## Begin Provided data

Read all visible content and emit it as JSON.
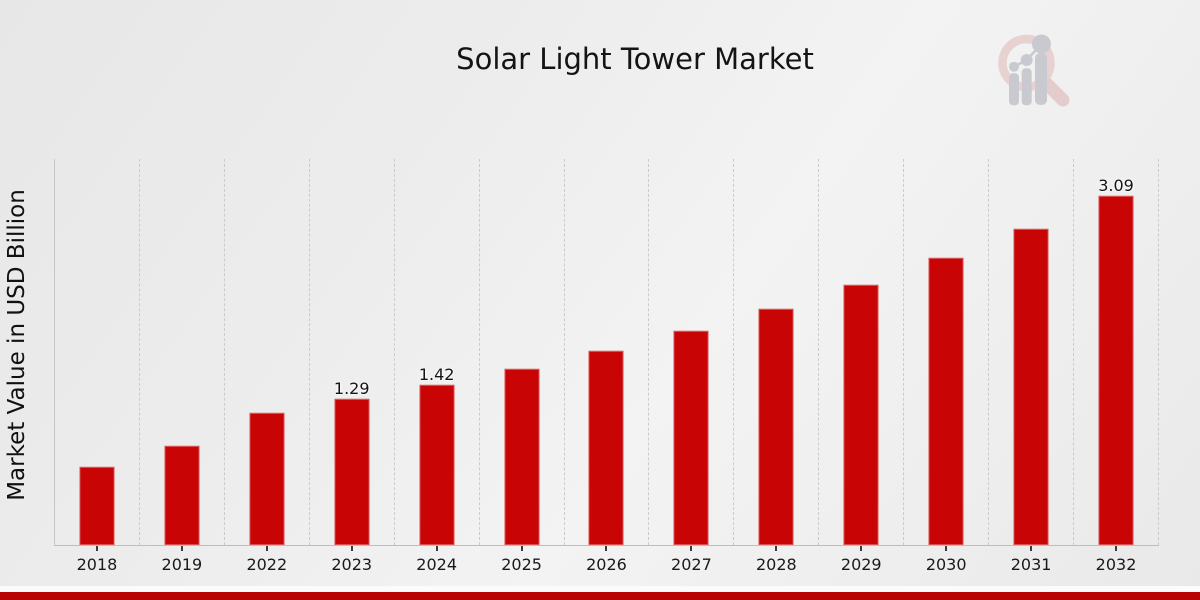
{
  "page": {
    "title": "Solar Light Tower Market"
  },
  "chart_data": {
    "type": "bar",
    "title": "Solar Light Tower Market",
    "xlabel": "",
    "ylabel": "Market Value in USD Billion",
    "categories": [
      "2018",
      "2019",
      "2022",
      "2023",
      "2024",
      "2025",
      "2026",
      "2027",
      "2028",
      "2029",
      "2030",
      "2031",
      "2032"
    ],
    "values": [
      0.69,
      0.88,
      1.17,
      1.29,
      1.42,
      1.56,
      1.72,
      1.9,
      2.09,
      2.3,
      2.54,
      2.8,
      3.09
    ],
    "bar_labels": [
      "",
      "",
      "",
      "1.29",
      "1.42",
      "",
      "",
      "",
      "",
      "",
      "",
      "",
      "3.09"
    ],
    "ylim": [
      0,
      3.42
    ],
    "grid": "vertical-dashed",
    "legend": "none"
  },
  "colors": {
    "bar_red": "#c90404",
    "band_red": "#b90404",
    "background_grey": "#ededed",
    "gridline_grey": "#cbcbcb",
    "axis_grey": "#c2c2c2",
    "text_dark": "#1a1a1a",
    "logo_ring_pink": "#e7d1d1",
    "logo_handle_pink": "#e5cccc",
    "logo_bars_grey": "#c9cacf"
  },
  "icons": {
    "watermark": "magnifier-bar-chart-logo"
  }
}
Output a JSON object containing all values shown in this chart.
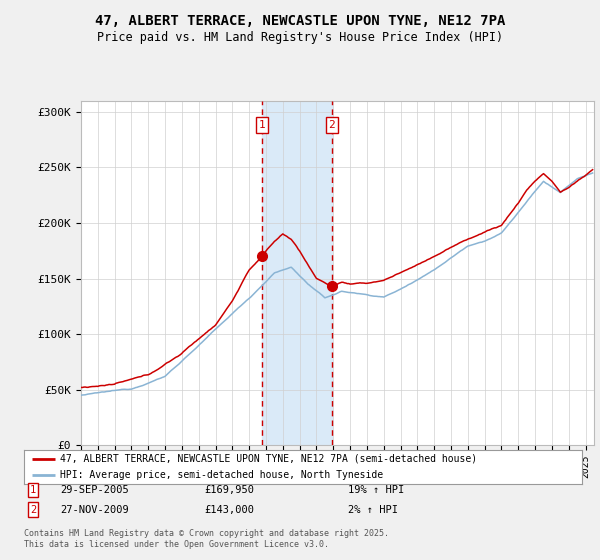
{
  "title_line1": "47, ALBERT TERRACE, NEWCASTLE UPON TYNE, NE12 7PA",
  "title_line2": "Price paid vs. HM Land Registry's House Price Index (HPI)",
  "ylim": [
    0,
    310000
  ],
  "yticks": [
    0,
    50000,
    100000,
    150000,
    200000,
    250000,
    300000
  ],
  "ytick_labels": [
    "£0",
    "£50K",
    "£100K",
    "£150K",
    "£200K",
    "£250K",
    "£300K"
  ],
  "sale1_date": "29-SEP-2005",
  "sale1_price": 169950,
  "sale1_price_str": "£169,950",
  "sale1_hpi_pct": "19% ↑ HPI",
  "sale1_year": 2005.75,
  "sale2_date": "27-NOV-2009",
  "sale2_price": 143000,
  "sale2_price_str": "£143,000",
  "sale2_hpi_pct": "2% ↑ HPI",
  "sale2_year": 2009.917,
  "legend_line1": "47, ALBERT TERRACE, NEWCASTLE UPON TYNE, NE12 7PA (semi-detached house)",
  "legend_line2": "HPI: Average price, semi-detached house, North Tyneside",
  "footer": "Contains HM Land Registry data © Crown copyright and database right 2025.\nThis data is licensed under the Open Government Licence v3.0.",
  "line_color_hpi": "#8ab4d4",
  "line_color_price": "#cc0000",
  "shade_color": "#daeaf8",
  "vline_color": "#cc0000",
  "background_color": "#f0f0f0",
  "plot_bg_color": "#ffffff",
  "xlim_start": 1995.0,
  "xlim_end": 2025.5
}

## End Provided data

[What is needed]
Send back the data above word for word, with the pictures left out.

[Answer to this task]
Read all visible content and emit it as JSON.
{
  "page": {
    "title": "Solar Light Tower Market"
  },
  "chart_data": {
    "type": "bar",
    "title": "Solar Light Tower Market",
    "xlabel": "",
    "ylabel": "Market Value in USD Billion",
    "categories": [
      "2018",
      "2019",
      "2022",
      "2023",
      "2024",
      "2025",
      "2026",
      "2027",
      "2028",
      "2029",
      "2030",
      "2031",
      "2032"
    ],
    "values": [
      0.69,
      0.88,
      1.17,
      1.29,
      1.42,
      1.56,
      1.72,
      1.9,
      2.09,
      2.3,
      2.54,
      2.8,
      3.09
    ],
    "bar_labels": [
      "",
      "",
      "",
      "1.29",
      "1.42",
      "",
      "",
      "",
      "",
      "",
      "",
      "",
      "3.09"
    ],
    "ylim": [
      0,
      3.42
    ],
    "grid": "vertical-dashed",
    "legend": "none"
  },
  "colors": {
    "bar_red": "#c90404",
    "band_red": "#b90404",
    "background_grey": "#ededed",
    "gridline_grey": "#cbcbcb",
    "axis_grey": "#c2c2c2",
    "text_dark": "#1a1a1a",
    "logo_ring_pink": "#e7d1d1",
    "logo_handle_pink": "#e5cccc",
    "logo_bars_grey": "#c9cacf"
  },
  "icons": {
    "watermark": "magnifier-bar-chart-logo"
  }
}
Output a JSON object containing all values shown in this chart.
{
  "title_line1": "47, ALBERT TERRACE, NEWCASTLE UPON TYNE, NE12 7PA",
  "title_line2": "Price paid vs. HM Land Registry's House Price Index (HPI)",
  "ylim": [
    0,
    310000
  ],
  "yticks": [
    0,
    50000,
    100000,
    150000,
    200000,
    250000,
    300000
  ],
  "ytick_labels": [
    "£0",
    "£50K",
    "£100K",
    "£150K",
    "£200K",
    "£250K",
    "£300K"
  ],
  "sale1_date": "29-SEP-2005",
  "sale1_price": 169950,
  "sale1_price_str": "£169,950",
  "sale1_hpi_pct": "19% ↑ HPI",
  "sale1_year": 2005.75,
  "sale2_date": "27-NOV-2009",
  "sale2_price": 143000,
  "sale2_price_str": "£143,000",
  "sale2_hpi_pct": "2% ↑ HPI",
  "sale2_year": 2009.917,
  "legend_line1": "47, ALBERT TERRACE, NEWCASTLE UPON TYNE, NE12 7PA (semi-detached house)",
  "legend_line2": "HPI: Average price, semi-detached house, North Tyneside",
  "footer": "Contains HM Land Registry data © Crown copyright and database right 2025.\nThis data is licensed under the Open Government Licence v3.0.",
  "line_color_hpi": "#8ab4d4",
  "line_color_price": "#cc0000",
  "shade_color": "#daeaf8",
  "vline_color": "#cc0000",
  "background_color": "#f0f0f0",
  "plot_bg_color": "#ffffff",
  "xlim_start": 1995.0,
  "xlim_end": 2025.5
}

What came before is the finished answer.